_INFORMATION PROVIDED:_
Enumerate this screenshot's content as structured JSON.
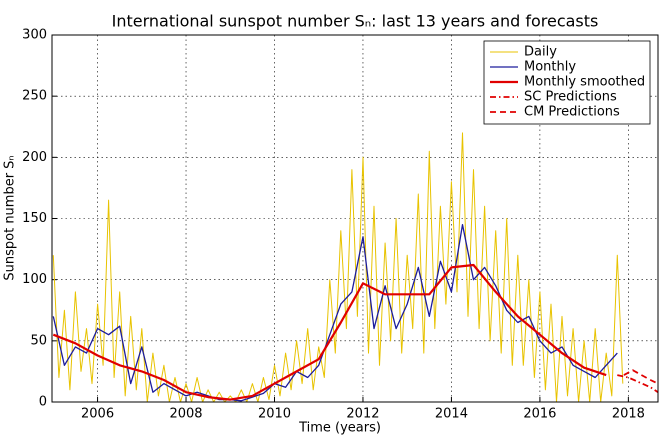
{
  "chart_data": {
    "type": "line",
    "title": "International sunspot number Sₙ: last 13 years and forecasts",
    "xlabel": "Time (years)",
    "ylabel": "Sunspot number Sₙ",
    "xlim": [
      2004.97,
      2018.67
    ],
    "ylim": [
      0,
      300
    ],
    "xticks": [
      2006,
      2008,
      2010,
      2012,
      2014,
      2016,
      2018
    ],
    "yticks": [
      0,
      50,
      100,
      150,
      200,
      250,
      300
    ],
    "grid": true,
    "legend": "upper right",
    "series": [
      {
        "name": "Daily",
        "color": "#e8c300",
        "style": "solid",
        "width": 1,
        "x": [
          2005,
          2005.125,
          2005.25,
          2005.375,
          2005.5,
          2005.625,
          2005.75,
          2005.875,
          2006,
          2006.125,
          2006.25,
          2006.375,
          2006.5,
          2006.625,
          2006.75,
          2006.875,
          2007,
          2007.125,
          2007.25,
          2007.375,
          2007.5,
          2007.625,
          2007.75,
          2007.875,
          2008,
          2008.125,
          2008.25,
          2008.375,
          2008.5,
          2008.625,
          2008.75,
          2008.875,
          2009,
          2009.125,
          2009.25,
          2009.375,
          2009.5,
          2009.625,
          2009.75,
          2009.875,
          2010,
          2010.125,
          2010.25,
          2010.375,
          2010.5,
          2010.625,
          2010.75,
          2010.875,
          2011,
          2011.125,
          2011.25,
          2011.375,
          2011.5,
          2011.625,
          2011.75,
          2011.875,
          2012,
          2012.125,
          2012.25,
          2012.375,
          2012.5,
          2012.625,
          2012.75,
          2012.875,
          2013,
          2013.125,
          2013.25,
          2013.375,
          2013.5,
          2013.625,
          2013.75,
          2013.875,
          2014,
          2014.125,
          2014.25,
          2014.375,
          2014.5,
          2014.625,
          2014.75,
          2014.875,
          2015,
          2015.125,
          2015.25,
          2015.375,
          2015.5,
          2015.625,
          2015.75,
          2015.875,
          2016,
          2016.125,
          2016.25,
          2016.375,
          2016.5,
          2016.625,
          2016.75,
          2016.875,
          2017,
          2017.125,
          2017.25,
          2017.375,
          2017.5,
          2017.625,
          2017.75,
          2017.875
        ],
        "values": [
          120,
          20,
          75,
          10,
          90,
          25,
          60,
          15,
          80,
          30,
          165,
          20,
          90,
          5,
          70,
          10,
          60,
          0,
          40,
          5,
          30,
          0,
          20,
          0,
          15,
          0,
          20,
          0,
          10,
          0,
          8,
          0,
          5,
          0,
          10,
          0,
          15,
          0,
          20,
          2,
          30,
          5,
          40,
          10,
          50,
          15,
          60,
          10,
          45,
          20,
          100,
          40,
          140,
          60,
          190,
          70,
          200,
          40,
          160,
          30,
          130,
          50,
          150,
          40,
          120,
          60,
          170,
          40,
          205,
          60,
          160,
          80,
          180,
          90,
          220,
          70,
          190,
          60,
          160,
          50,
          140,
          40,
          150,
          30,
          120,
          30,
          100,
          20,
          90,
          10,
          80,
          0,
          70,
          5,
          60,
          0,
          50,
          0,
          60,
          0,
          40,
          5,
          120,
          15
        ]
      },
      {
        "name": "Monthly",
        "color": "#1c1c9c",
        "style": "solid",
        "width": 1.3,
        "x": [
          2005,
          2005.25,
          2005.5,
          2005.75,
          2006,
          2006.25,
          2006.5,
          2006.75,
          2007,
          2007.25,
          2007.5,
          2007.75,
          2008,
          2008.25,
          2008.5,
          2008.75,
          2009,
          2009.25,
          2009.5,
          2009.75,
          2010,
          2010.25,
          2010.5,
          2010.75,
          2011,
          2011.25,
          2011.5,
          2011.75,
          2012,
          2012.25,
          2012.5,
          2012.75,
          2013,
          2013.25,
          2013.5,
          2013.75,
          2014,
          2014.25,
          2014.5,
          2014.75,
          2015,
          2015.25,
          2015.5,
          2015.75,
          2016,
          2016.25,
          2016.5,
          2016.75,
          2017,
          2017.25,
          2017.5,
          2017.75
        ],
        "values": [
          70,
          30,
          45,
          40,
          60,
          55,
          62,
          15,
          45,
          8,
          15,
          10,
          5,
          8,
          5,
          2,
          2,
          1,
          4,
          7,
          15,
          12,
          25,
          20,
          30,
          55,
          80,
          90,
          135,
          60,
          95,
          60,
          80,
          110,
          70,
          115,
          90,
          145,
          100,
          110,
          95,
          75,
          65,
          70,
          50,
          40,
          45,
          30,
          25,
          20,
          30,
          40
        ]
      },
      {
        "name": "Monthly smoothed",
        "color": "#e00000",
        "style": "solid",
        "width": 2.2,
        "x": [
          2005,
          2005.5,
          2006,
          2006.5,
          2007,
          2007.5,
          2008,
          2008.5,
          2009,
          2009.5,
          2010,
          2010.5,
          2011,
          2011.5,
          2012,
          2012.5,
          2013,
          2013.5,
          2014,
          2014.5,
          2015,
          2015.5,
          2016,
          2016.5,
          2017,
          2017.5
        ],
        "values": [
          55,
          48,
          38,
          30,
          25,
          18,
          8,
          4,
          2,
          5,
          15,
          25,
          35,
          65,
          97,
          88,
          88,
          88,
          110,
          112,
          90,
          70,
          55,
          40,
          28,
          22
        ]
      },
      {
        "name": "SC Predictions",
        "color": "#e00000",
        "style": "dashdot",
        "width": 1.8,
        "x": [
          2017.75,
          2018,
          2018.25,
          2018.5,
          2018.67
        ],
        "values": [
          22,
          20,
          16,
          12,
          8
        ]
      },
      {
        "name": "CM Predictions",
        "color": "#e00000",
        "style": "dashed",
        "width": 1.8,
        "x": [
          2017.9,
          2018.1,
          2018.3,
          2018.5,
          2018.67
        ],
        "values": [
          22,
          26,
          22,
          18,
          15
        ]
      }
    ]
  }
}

_OBJECTIVE:_
Extract each line holding the string "Monthly".

_RESULT FOR THIS TASK:_
        "name": "Monthly",
        "name": "Monthly smoothed",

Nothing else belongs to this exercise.